::: TEXTO MOSTRADO
Comparto
con ustedes un pedazo de la vida de mi abuelo y su perro, el Tedy. La nula
originalidad en el nombre del perrín es imputable a mi persona, agravada por
ser nombre de oso.
El
Tedy de origen era un perro callejero que simplemente arribó a nuestra casa
para adoptarse con nosotros. Yo era entonces un adolescente, había tenido
varias mascotas, entre perros y gatos, pero el Tedy fue el preferido de la
familia, especialmente por el abuelo… vaya sí lo fue, si se convirtió en su
gran compañero.
Todos
quisimos al Tedy, él también nos quiso; esto que suena a Poema Veinte de Neruda
sería la mejor manera de definir nuestra relación humano-perruna. El Tedy era
gracioso, noble, altamente cariñoso y tenía una que otra gracia, no muchas, a
decir verdad.
Solía
el Tedy acompañar a mi mamá cuándo ella se ponía a hacer sus pasteles y
ambigús, afición maternal con que se procuraba una “plata” colocando sus
exquisiteces gastronómicas básicamente con sus compañeros de trabajo. Compañía
la del Tedy ciertamente interesada, pues mi madre tenía la generosidad de darle
probetes de pastel, gelatinas, galletas, yemas de huevo, y otros bocadillos.
Ah, porque el Tedy comía de todo lo de la comida familiar, nunca que yo
recuerde se le dio comida perruna, menos ésas cosas que ahora comen los
perracos; claro, no existían, pero aunque existieran entonces, nuestro perrín
se alimentó con arroz, frijoles, sopas, espaguetis, guisados de proteína animal
y postres.Creo que no era afecto al café.
Poco
tiempo después de que llegó el Tedy a nuestra vida familiar yo me fui a
estudiar a Monterrey. Unos años después, al filo de la conclusión de mi carrera
mi madre murió. Mi padre había muerto siendo yo muy pequeño.
Pasaron
más años, para entonces ya me había recibido yo de arquitecto, seguía viviendo
en Monterrey y trabajaba en una compañía constructora. En mis vacaciones
viajaba a visitar a mis abuelos que se habían ido a vivir a Fortín de las Flores,
un tranquilo y bello pueblecito del estado de Veracruz. No sólo ellos
me recibían con cariño, también el Tedy, que demostraba su júbilo haciendo
cabriolas. Mientras yo permanecía en Fortín era mi compañero inseparable
aunque, desde luego, el preferido era mi abuelo, yo estaba en segundo lugar.
Siguieron
pasando los años y la abuela murió. El abuelo se quedó solo. Solo,
y su perro.
El
Tedy pasó a ser el gran compañero de mi abuelo, leal, cariñoso, entrañable
compañero.
Abuelo
y perro se hacían más viejos, se cuidaban mutuamente; bueno, mi abuelo decía
que el Tedy lo cuidaba, y él no se diga los cuidados que le prodigaba a su
perro, que ya acusaba los achaques de la tercera edad canina. Cuidados que a mí
hasta me causaban algo de risa, pero viéndolo reflexivamente eran la
manifestación de cuánto lo quiso. Y es que el abuelo hasta le daba aspirina
cuándo según él le dolía la cabeza al Tedy, lo que hacía diluyendo un pedazo de
la tableta en una cuchara con un poco de agua, que el perrín tomaba sin reparo alguno.
::::::
::: REGISTROS MOSTRADOS
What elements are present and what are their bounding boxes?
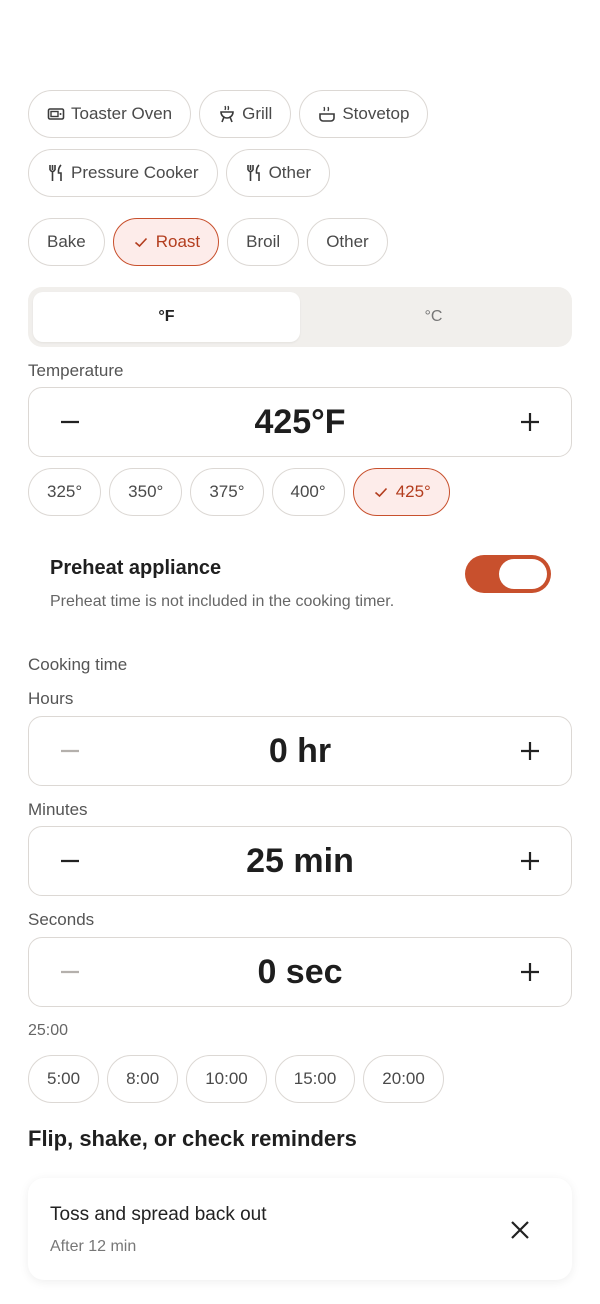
preset-label: 425°: [395, 482, 431, 501]
minutes-value: 25 min: [246, 841, 354, 880]
decrease-temperature-button[interactable]: [57, 409, 83, 435]
reminder-card: Toss and spread back out After 12 min: [28, 1178, 572, 1280]
preset-label: 20:00: [382, 1069, 425, 1088]
reminders-heading: Flip, shake, or check reminders: [28, 1126, 357, 1151]
seconds-label: Seconds: [28, 910, 95, 929]
temperature-unit-toggle: °F °C: [28, 287, 572, 347]
temperature-label: Temperature: [28, 361, 124, 380]
reminder-subtitle: After 12 min: [50, 1238, 137, 1255]
unit-celsius[interactable]: °C: [300, 292, 567, 342]
hours-value: 0 hr: [268, 731, 332, 770]
unit-fahrenheit[interactable]: °F: [33, 292, 300, 342]
method-chip-other[interactable]: Other: [307, 218, 388, 266]
time-preset-8[interactable]: 8:00: [107, 1055, 179, 1103]
appliance-label: Stovetop: [342, 104, 410, 123]
appliance-label: Pressure Cooker: [71, 163, 199, 182]
preheat-toggle[interactable]: [465, 555, 551, 593]
appliance-label: Grill: [242, 104, 273, 123]
preset-label: 375°: [209, 482, 245, 501]
temperature-preset-350[interactable]: 350°: [109, 468, 183, 516]
checkmark-icon: [372, 483, 390, 501]
increase-hours-button[interactable]: [517, 738, 543, 764]
hours-label: Hours: [28, 689, 74, 708]
appliance-chip-stovetop[interactable]: Stovetop: [299, 90, 429, 138]
plus-icon: [520, 742, 539, 760]
preheat-subtitle: Preheat time is not included in the cook…: [50, 593, 395, 610]
preset-label: 5:00: [47, 1069, 81, 1088]
minus-icon: [61, 970, 79, 974]
method-label: Roast: [155, 232, 201, 251]
checkmark-icon: [132, 233, 150, 251]
utensils-icon: [47, 164, 65, 182]
temperature-preset-375[interactable]: 375°: [190, 468, 264, 516]
seconds-value: 0 sec: [257, 952, 343, 991]
grill-icon: [218, 105, 236, 123]
hours-stepper: 0 hr: [28, 716, 572, 786]
appliance-row-1: Toaster Oven Grill Stovetop: [28, 90, 429, 138]
method-label: Other: [326, 232, 369, 251]
utensils-icon: [245, 164, 263, 182]
appliance-chip-other[interactable]: Other: [225, 149, 331, 197]
toggle-knob: [499, 559, 547, 589]
appliance-label: Toaster Oven: [71, 104, 173, 123]
appliance-label: Other: [268, 163, 312, 182]
time-preset-15[interactable]: 15:00: [274, 1055, 356, 1103]
time-preset-10[interactable]: 10:00: [186, 1055, 267, 1103]
method-chip-roast[interactable]: Roast: [112, 218, 220, 266]
plus-icon: [521, 413, 539, 431]
temperature-preset-400[interactable]: 400°: [271, 468, 345, 516]
minutes-label: Minutes: [28, 800, 88, 819]
cooking-time-label: Cooking time: [28, 655, 128, 674]
temperature-preset-425[interactable]: 425°: [352, 468, 450, 516]
preset-label: 10:00: [205, 1069, 248, 1088]
plus-icon: [521, 852, 539, 870]
minus-icon: [61, 859, 79, 863]
preset-label: 325°: [47, 482, 83, 501]
appliance-row-2: Pressure Cooker Other: [28, 149, 331, 197]
increase-seconds-button[interactable]: [517, 959, 543, 985]
appliance-chip-toaster-oven[interactable]: Toaster Oven: [28, 90, 192, 138]
time-preset-5[interactable]: 5:00: [28, 1055, 100, 1103]
reminder-title: Toss and spread back out: [50, 1204, 267, 1225]
minutes-stepper: 25 min: [28, 826, 572, 896]
toaster-oven-icon: [47, 105, 65, 123]
seconds-stepper: 0 sec: [28, 937, 572, 1007]
preset-label: 350°: [128, 482, 164, 501]
temperature-value: 425°F: [254, 402, 346, 441]
increase-temperature-button[interactable]: [517, 409, 543, 435]
temperature-preset-325[interactable]: 325°: [28, 468, 102, 516]
preset-label: 15:00: [293, 1069, 337, 1088]
preheat-title: Preheat appliance: [50, 557, 222, 579]
time-preset-20[interactable]: 20:00: [363, 1055, 444, 1103]
close-icon[interactable]: [508, 1218, 532, 1242]
plus-icon: [521, 963, 539, 981]
preset-label: 8:00: [126, 1069, 160, 1088]
decrease-minutes-button[interactable]: [57, 848, 83, 874]
decrease-seconds-button[interactable]: [57, 959, 83, 985]
time-presets: 5:00 8:00 10:00 15:00 20:00: [28, 1055, 444, 1103]
appliance-chip-pressure-cooker[interactable]: Pressure Cooker: [28, 149, 218, 197]
method-chip-bake[interactable]: Bake: [28, 218, 105, 266]
decrease-hours-button[interactable]: [57, 738, 83, 764]
method-row: Bake Roast Broil Other: [28, 218, 388, 266]
total-time: 25:00: [28, 1022, 69, 1039]
method-label: Broil: [246, 232, 281, 251]
temperature-presets: 325° 350° 375° 400° 425°: [28, 468, 450, 516]
stovetop-icon: [318, 105, 336, 123]
preset-label: 400°: [290, 482, 326, 501]
appliance-chip-grill[interactable]: Grill: [199, 90, 292, 138]
method-chip-broil[interactable]: Broil: [227, 218, 300, 266]
method-label: Bake: [47, 232, 86, 251]
cooking-setup-screen: Toaster Oven Grill Stovetop Pressure Coo…: [0, 0, 600, 1304]
minus-icon: [61, 749, 79, 753]
increase-minutes-button[interactable]: [517, 848, 543, 874]
temperature-stepper: 425°F: [28, 387, 572, 457]
minus-icon: [61, 420, 79, 424]
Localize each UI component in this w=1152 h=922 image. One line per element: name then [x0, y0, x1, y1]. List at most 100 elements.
::::::
TAREAS PROPUESTAS:
1. En el relato sobre el abuelo y su perro Tedy, ¿a qué pueblo se habían ido a vivir los abuelos?
2. En los registros, sustituye "preset-label" por "preset-text" desde la línea que contiene "preset-label: 425°: [395, 482, 431, 501]" hasta la línea que contiene "checkmark-icon: [372, 483, 390, 501]", ambas incluidas. Escribe únicamente esas líneas y deja todo lo demás sin cambios.
El texto y los registros no guardan relación entre sí.

RESULTADOS FINALES:
1. A Fortín de las Flores, un pueblecito del estado de Veracruz.

2.
preset-text: 425°: [395, 482, 431, 501]
minutes-value: 25 min: [246, 841, 354, 880]
decrease-temperature-button[interactable]: [57, 409, 83, 435]
reminder-card: Toss and spread back out After 12 min: [28, 1178, 572, 1280]
preset-text: 20:00: [382, 1069, 425, 1088]
reminders-heading: Flip, shake, or check reminders: [28, 1126, 357, 1151]
seconds-label: Seconds: [28, 910, 95, 929]
temperature-unit-toggle: °F °C: [28, 287, 572, 347]
temperature-label: Temperature: [28, 361, 124, 380]
reminder-subtitle: After 12 min: [50, 1238, 137, 1255]
unit-celsius[interactable]: °C: [300, 292, 567, 342]
hours-value: 0 hr: [268, 731, 332, 770]
unit-fahrenheit[interactable]: °F: [33, 292, 300, 342]
method-chip-other[interactable]: Other: [307, 218, 388, 266]
time-preset-8[interactable]: 8:00: [107, 1055, 179, 1103]
appliance-label: Stovetop: [342, 104, 410, 123]
appliance-label: Pressure Cooker: [71, 163, 199, 182]
preheat-toggle[interactable]: [465, 555, 551, 593]
appliance-label: Grill: [242, 104, 273, 123]
preset-text: 375°: [209, 482, 245, 501]
temperature-preset-350[interactable]: 350°: [109, 468, 183, 516]
checkmark-icon: [372, 483, 390, 501]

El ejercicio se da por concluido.